== WHAT THE EXERCISE ASKS ==
Check each line for the word "name" and report how many have it. Give nothing else.

== ENTRIES PROVIDED ==
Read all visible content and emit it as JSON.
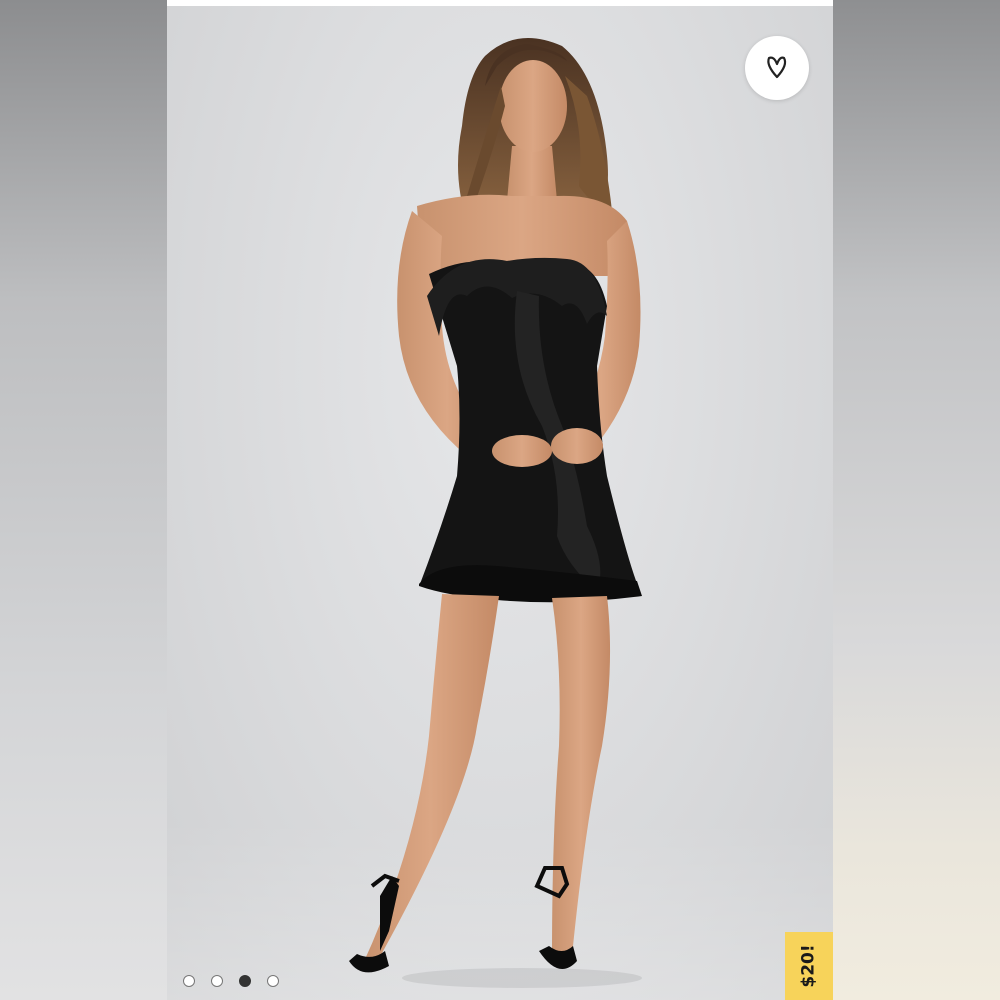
{
  "listing": {
    "price_tag": "$20!",
    "like_icon": "heart-icon",
    "carousel": {
      "count": 4,
      "active_index": 2
    }
  },
  "colors": {
    "price_tag_bg": "#f7d35a",
    "dress": "#141414",
    "backdrop": "#dcdddf"
  }
}
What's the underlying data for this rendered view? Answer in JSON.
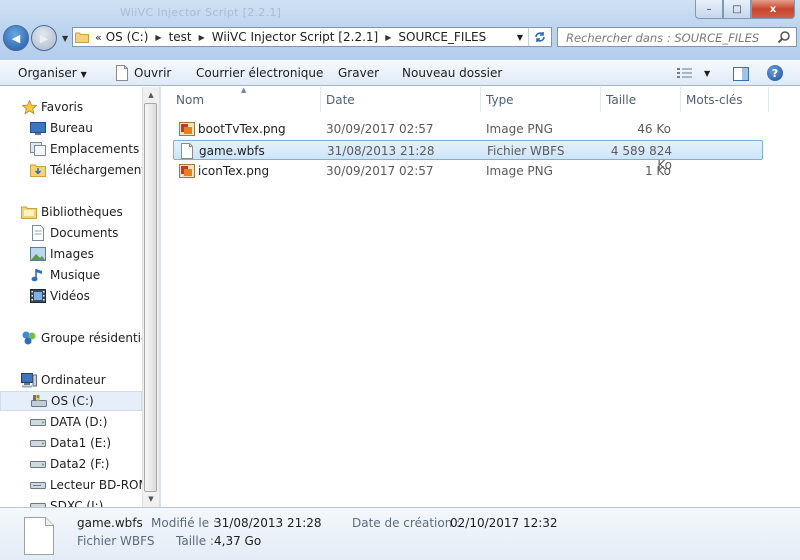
{
  "window": {
    "ghost_title": "WiiVC Injector Script [2.2.1]",
    "controls": {
      "minimize": "–",
      "maximize": "□",
      "close": "x"
    }
  },
  "navigation": {
    "back_glyph": "◀",
    "forward_glyph": "▶"
  },
  "address": {
    "overflow": "«",
    "crumbs": [
      "OS (C:)",
      "test",
      "WiiVC Injector Script [2.2.1]",
      "SOURCE_FILES"
    ],
    "separator": "▶"
  },
  "search": {
    "placeholder": "Rechercher dans : SOURCE_FILES"
  },
  "toolbar": {
    "organize": "Organiser",
    "open": "Ouvrir",
    "email": "Courrier électronique",
    "burn": "Graver",
    "new_folder": "Nouveau dossier",
    "help": "?"
  },
  "nav_pane": {
    "favorites": "Favoris",
    "fav_items": [
      "Bureau",
      "Emplacements ré",
      "Téléchargements"
    ],
    "libraries": "Bibliothèques",
    "lib_items": [
      "Documents",
      "Images",
      "Musique",
      "Vidéos"
    ],
    "homegroup": "Groupe résidentiel",
    "computer": "Ordinateur",
    "drives": [
      "OS (C:)",
      "DATA (D:)",
      "Data1 (E:)",
      "Data2 (F:)",
      "Lecteur BD-ROM",
      "SDXC (I:)"
    ],
    "selected": "OS (C:)"
  },
  "columns": {
    "name": "Nom",
    "date": "Date",
    "type": "Type",
    "size": "Taille",
    "tags": "Mots-clés"
  },
  "files": [
    {
      "name": "bootTvTex.png",
      "date": "30/09/2017 02:57",
      "type": "Image PNG",
      "size": "46 Ko",
      "icon": "png-image-icon"
    },
    {
      "name": "game.wbfs",
      "date": "31/08/2013 21:28",
      "type": "Fichier WBFS",
      "size": "4 589 824 Ko",
      "icon": "generic-file-icon",
      "selected": true
    },
    {
      "name": "iconTex.png",
      "date": "30/09/2017 02:57",
      "type": "Image PNG",
      "size": "1 Ko",
      "icon": "png-image-icon"
    }
  ],
  "details": {
    "name": "game.wbfs",
    "type": "Fichier WBFS",
    "modified_label": "Modifié le :",
    "modified_value": "31/08/2013 21:28",
    "size_label": "Taille :",
    "size_value": "4,37 Go",
    "created_label": "Date de création :",
    "created_value": "02/10/2017 12:32"
  }
}
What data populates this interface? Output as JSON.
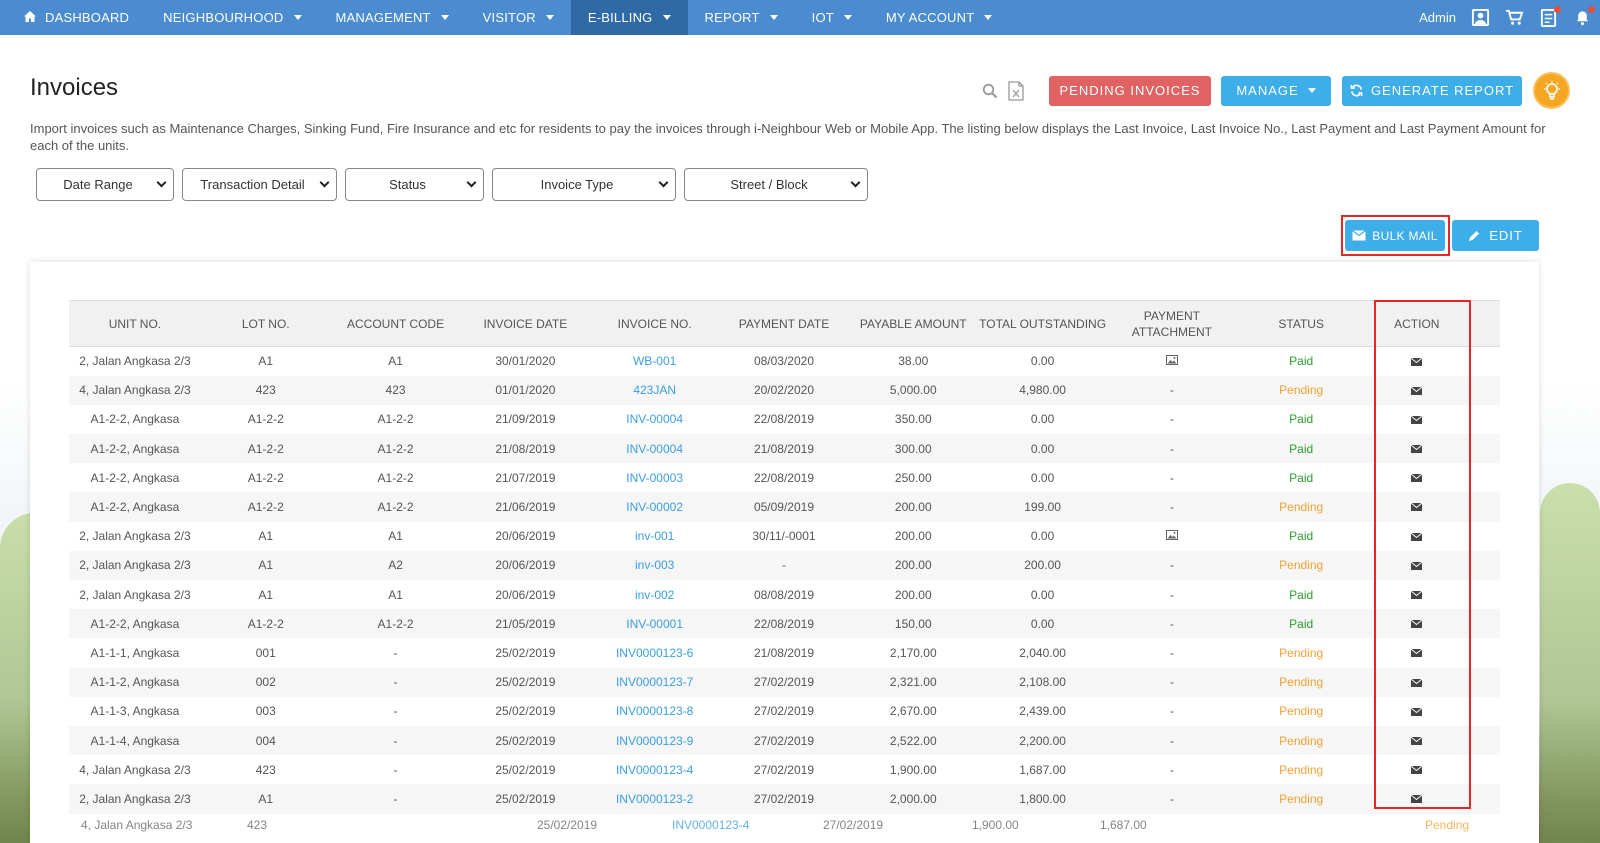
{
  "nav": {
    "items": [
      {
        "label": "DASHBOARD",
        "caret": false,
        "active": false
      },
      {
        "label": "NEIGHBOURHOOD",
        "caret": true,
        "active": false
      },
      {
        "label": "MANAGEMENT",
        "caret": true,
        "active": false
      },
      {
        "label": "VISITOR",
        "caret": true,
        "active": false
      },
      {
        "label": "E-BILLING",
        "caret": true,
        "active": true
      },
      {
        "label": "REPORT",
        "caret": true,
        "active": false
      },
      {
        "label": "IOT",
        "caret": true,
        "active": false
      },
      {
        "label": "MY ACCOUNT",
        "caret": true,
        "active": false
      }
    ],
    "user": "Admin"
  },
  "page": {
    "title": "Invoices",
    "description": "Import invoices such as Maintenance Charges, Sinking Fund, Fire Insurance and etc for residents to pay the invoices through i-Neighbour Web or Mobile App. The listing below displays the Last Invoice, Last Invoice No., Last Payment and Last Payment Amount for each of the units."
  },
  "toolbar": {
    "pending_label": "PENDING INVOICES",
    "manage_label": "MANAGE",
    "generate_label": "GENERATE REPORT",
    "bulk_mail_label": "BULK MAIL",
    "edit_label": "EDIT"
  },
  "filters": [
    "Date Range",
    "Transaction Detail",
    "Status",
    "Invoice Type",
    "Street / Block"
  ],
  "table": {
    "headers": [
      "UNIT NO.",
      "LOT NO.",
      "ACCOUNT CODE",
      "INVOICE DATE",
      "INVOICE NO.",
      "PAYMENT DATE",
      "PAYABLE AMOUNT",
      "TOTAL OUTSTANDING",
      "PAYMENT ATTACHMENT",
      "STATUS",
      "ACTION"
    ],
    "rows": [
      {
        "unit": "2, Jalan Angkasa 2/3",
        "lot": "A1",
        "account": "A1",
        "inv_date": "30/01/2020",
        "inv_no": "WB-001",
        "pay_date": "08/03/2020",
        "payable": "38.00",
        "outstanding": "0.00",
        "attachment": "image",
        "status": "Paid"
      },
      {
        "unit": "4, Jalan Angkasa 2/3",
        "lot": "423",
        "account": "423",
        "inv_date": "01/01/2020",
        "inv_no": "423JAN",
        "pay_date": "20/02/2020",
        "payable": "5,000.00",
        "outstanding": "4,980.00",
        "attachment": "-",
        "status": "Pending"
      },
      {
        "unit": "A1-2-2, Angkasa",
        "lot": "A1-2-2",
        "account": "A1-2-2",
        "inv_date": "21/09/2019",
        "inv_no": "INV-00004",
        "pay_date": "22/08/2019",
        "payable": "350.00",
        "outstanding": "0.00",
        "attachment": "-",
        "status": "Paid"
      },
      {
        "unit": "A1-2-2, Angkasa",
        "lot": "A1-2-2",
        "account": "A1-2-2",
        "inv_date": "21/08/2019",
        "inv_no": "INV-00004",
        "pay_date": "21/08/2019",
        "payable": "300.00",
        "outstanding": "0.00",
        "attachment": "-",
        "status": "Paid"
      },
      {
        "unit": "A1-2-2, Angkasa",
        "lot": "A1-2-2",
        "account": "A1-2-2",
        "inv_date": "21/07/2019",
        "inv_no": "INV-00003",
        "pay_date": "22/08/2019",
        "payable": "250.00",
        "outstanding": "0.00",
        "attachment": "-",
        "status": "Paid"
      },
      {
        "unit": "A1-2-2, Angkasa",
        "lot": "A1-2-2",
        "account": "A1-2-2",
        "inv_date": "21/06/2019",
        "inv_no": "INV-00002",
        "pay_date": "05/09/2019",
        "payable": "200.00",
        "outstanding": "199.00",
        "attachment": "-",
        "status": "Pending"
      },
      {
        "unit": "2, Jalan Angkasa 2/3",
        "lot": "A1",
        "account": "A1",
        "inv_date": "20/06/2019",
        "inv_no": "inv-001",
        "pay_date": "30/11/-0001",
        "payable": "200.00",
        "outstanding": "0.00",
        "attachment": "image",
        "status": "Paid"
      },
      {
        "unit": "2, Jalan Angkasa 2/3",
        "lot": "A1",
        "account": "A2",
        "inv_date": "20/06/2019",
        "inv_no": "inv-003",
        "pay_date": "-",
        "payable": "200.00",
        "outstanding": "200.00",
        "attachment": "-",
        "status": "Pending"
      },
      {
        "unit": "2, Jalan Angkasa 2/3",
        "lot": "A1",
        "account": "A1",
        "inv_date": "20/06/2019",
        "inv_no": "inv-002",
        "pay_date": "08/08/2019",
        "payable": "200.00",
        "outstanding": "0.00",
        "attachment": "-",
        "status": "Paid"
      },
      {
        "unit": "A1-2-2, Angkasa",
        "lot": "A1-2-2",
        "account": "A1-2-2",
        "inv_date": "21/05/2019",
        "inv_no": "INV-00001",
        "pay_date": "22/08/2019",
        "payable": "150.00",
        "outstanding": "0.00",
        "attachment": "-",
        "status": "Paid"
      },
      {
        "unit": "A1-1-1, Angkasa",
        "lot": "001",
        "account": "-",
        "inv_date": "25/02/2019",
        "inv_no": "INV0000123-6",
        "pay_date": "21/08/2019",
        "payable": "2,170.00",
        "outstanding": "2,040.00",
        "attachment": "-",
        "status": "Pending"
      },
      {
        "unit": "A1-1-2, Angkasa",
        "lot": "002",
        "account": "-",
        "inv_date": "25/02/2019",
        "inv_no": "INV0000123-7",
        "pay_date": "27/02/2019",
        "payable": "2,321.00",
        "outstanding": "2,108.00",
        "attachment": "-",
        "status": "Pending"
      },
      {
        "unit": "A1-1-3, Angkasa",
        "lot": "003",
        "account": "-",
        "inv_date": "25/02/2019",
        "inv_no": "INV0000123-8",
        "pay_date": "27/02/2019",
        "payable": "2,670.00",
        "outstanding": "2,439.00",
        "attachment": "-",
        "status": "Pending"
      },
      {
        "unit": "A1-1-4, Angkasa",
        "lot": "004",
        "account": "-",
        "inv_date": "25/02/2019",
        "inv_no": "INV0000123-9",
        "pay_date": "27/02/2019",
        "payable": "2,522.00",
        "outstanding": "2,200.00",
        "attachment": "-",
        "status": "Pending"
      },
      {
        "unit": "4, Jalan Angkasa 2/3",
        "lot": "423",
        "account": "-",
        "inv_date": "25/02/2019",
        "inv_no": "INV0000123-4",
        "pay_date": "27/02/2019",
        "payable": "1,900.00",
        "outstanding": "1,687.00",
        "attachment": "-",
        "status": "Pending"
      },
      {
        "unit": "2, Jalan Angkasa 2/3",
        "lot": "A1",
        "account": "-",
        "inv_date": "25/02/2019",
        "inv_no": "INV0000123-2",
        "pay_date": "27/02/2019",
        "payable": "2,000.00",
        "outstanding": "1,800.00",
        "attachment": "-",
        "status": "Pending"
      }
    ],
    "partial_row": {
      "unit": "4, Jalan Angkasa 2/3",
      "lot": "423",
      "inv_date": "25/02/2019",
      "inv_no": "INV0000123-4",
      "pay_date": "27/02/2019",
      "payable": "1,900.00",
      "outstanding": "1,687.00",
      "status": "Pending"
    }
  },
  "colors": {
    "nav_bg": "#4a8ccf",
    "nav_active": "#2f6aa6",
    "pending_button": "#e06262",
    "blue_button": "#3eaee8",
    "paid": "#2c9e2c",
    "pending": "#f0a232",
    "link": "#3a9fe0",
    "highlight_outline": "#e32626"
  }
}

== TASK SOLUTION ==
5